Job => Lift out each line of the data that holds "Persistance".

————————

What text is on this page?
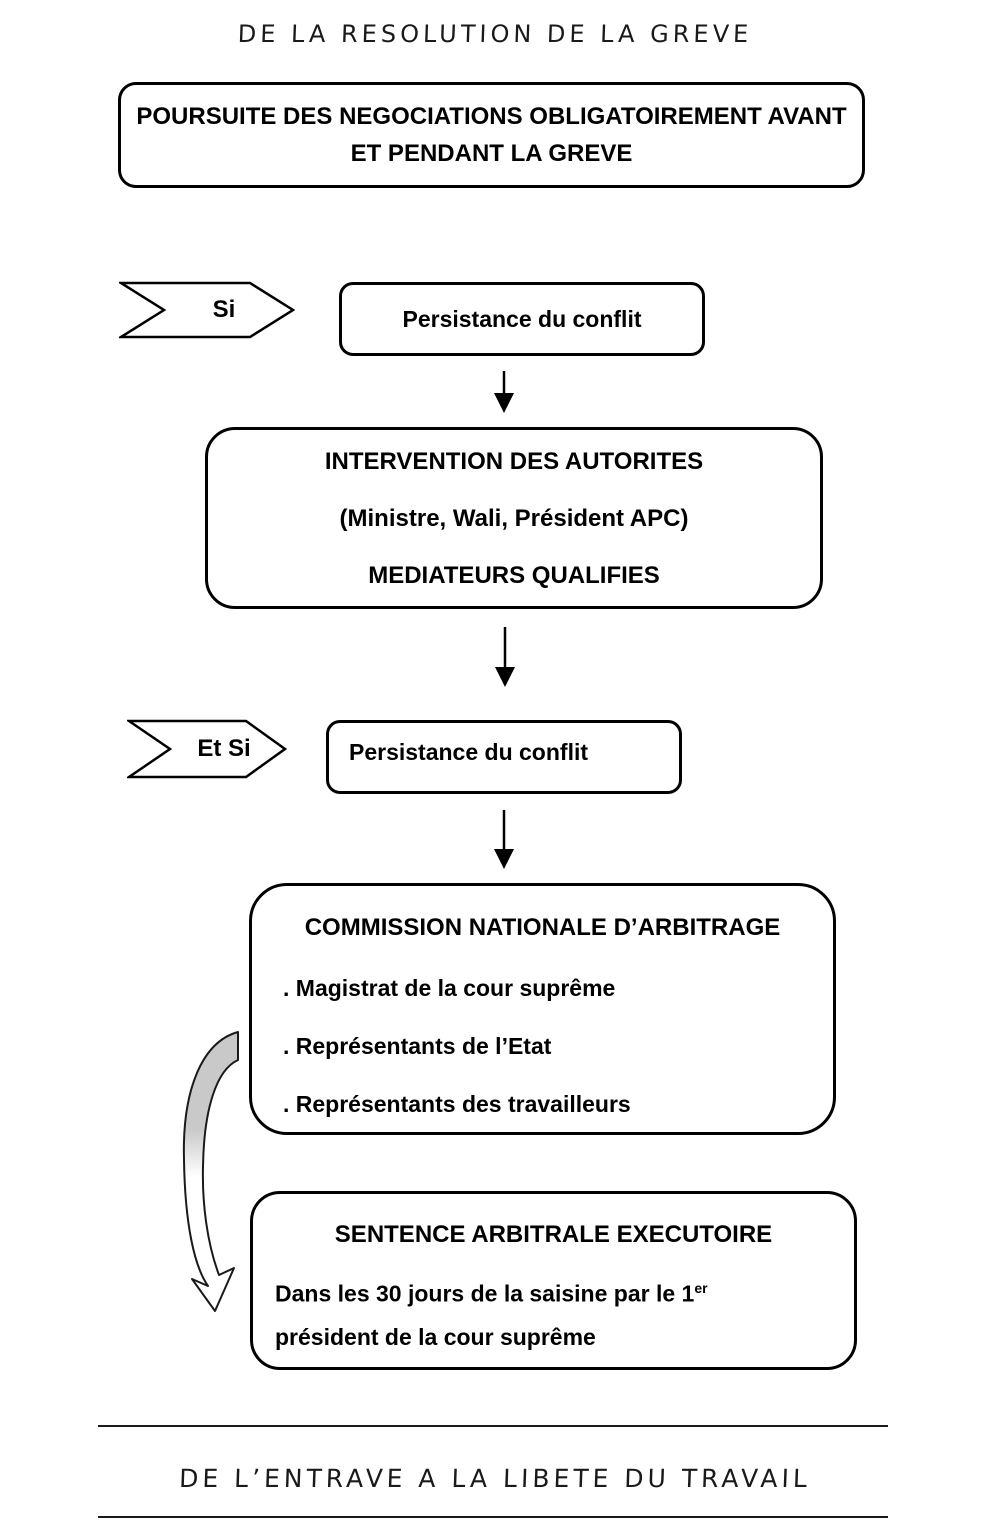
DE LA RESOLUTION DE LA GREVE
POURSUITE DES NEGOCIATIONS OBLIGATOIREMENT AVANT
ET PENDANT LA GREVE
Si	Persistance du conflit
INTERVENTION DES AUTORITES
(Ministre, Wali, Président APC)
MEDIATEURS QUALIFIES
Et Si	Persistance du conflit
COMMISSION NATIONALE D’ARBITRAGE
. Magistrat de la cour suprême
. Représentants de l’Etat
. Représentants des travailleurs
SENTENCE ARBITRALE EXECUTOIRE
Dans les 30 jours de la saisine par le 1er
président de la cour suprême
DE L’ENTRAVE A LA LIBETE DU TRAVAIL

————————

Answer in full =>
Si	Persistance du conflit
Et Si	Persistance du conflit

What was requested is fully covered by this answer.